EXERCISE. Return the data exactly, with all pictures removed.

RECORDS SUPPLIED.
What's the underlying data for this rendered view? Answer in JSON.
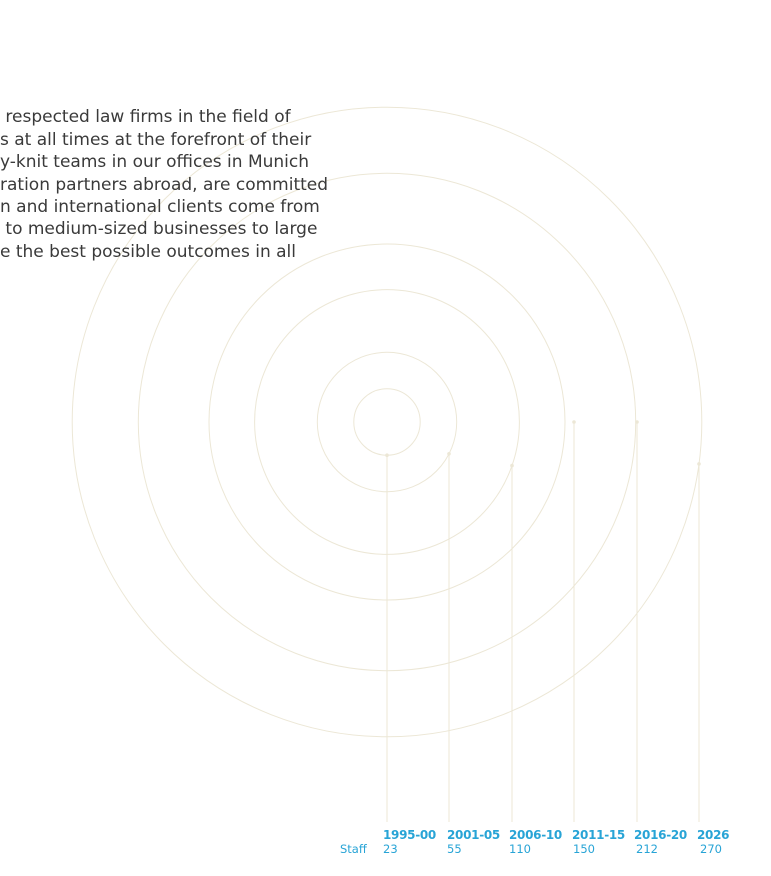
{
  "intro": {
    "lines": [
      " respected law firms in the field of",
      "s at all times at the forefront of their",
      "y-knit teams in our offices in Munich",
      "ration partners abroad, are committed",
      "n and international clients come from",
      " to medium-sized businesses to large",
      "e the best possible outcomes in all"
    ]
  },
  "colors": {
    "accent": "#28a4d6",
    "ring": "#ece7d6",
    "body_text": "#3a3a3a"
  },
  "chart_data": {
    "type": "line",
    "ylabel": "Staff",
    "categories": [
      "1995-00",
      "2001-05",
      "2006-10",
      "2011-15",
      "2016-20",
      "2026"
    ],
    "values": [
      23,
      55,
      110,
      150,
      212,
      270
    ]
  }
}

WRITTEN ANSWER.
What's the underlying data for this rendered view? Answer in JSON.
{
  "intro": {
    "lines": [
      " respected law firms in the field of",
      "s at all times at the forefront of their",
      "y-knit teams in our offices in Munich",
      "ration partners abroad, are committed",
      "n and international clients come from",
      " to medium-sized businesses to large",
      "e the best possible outcomes in all"
    ]
  },
  "colors": {
    "accent": "#28a4d6",
    "ring": "#ece7d6",
    "body_text": "#3a3a3a"
  },
  "chart_data": {
    "type": "line",
    "ylabel": "Staff",
    "categories": [
      "1995-00",
      "2001-05",
      "2006-10",
      "2011-15",
      "2016-20",
      "2026"
    ],
    "values": [
      23,
      55,
      110,
      150,
      212,
      270
    ]
  }
}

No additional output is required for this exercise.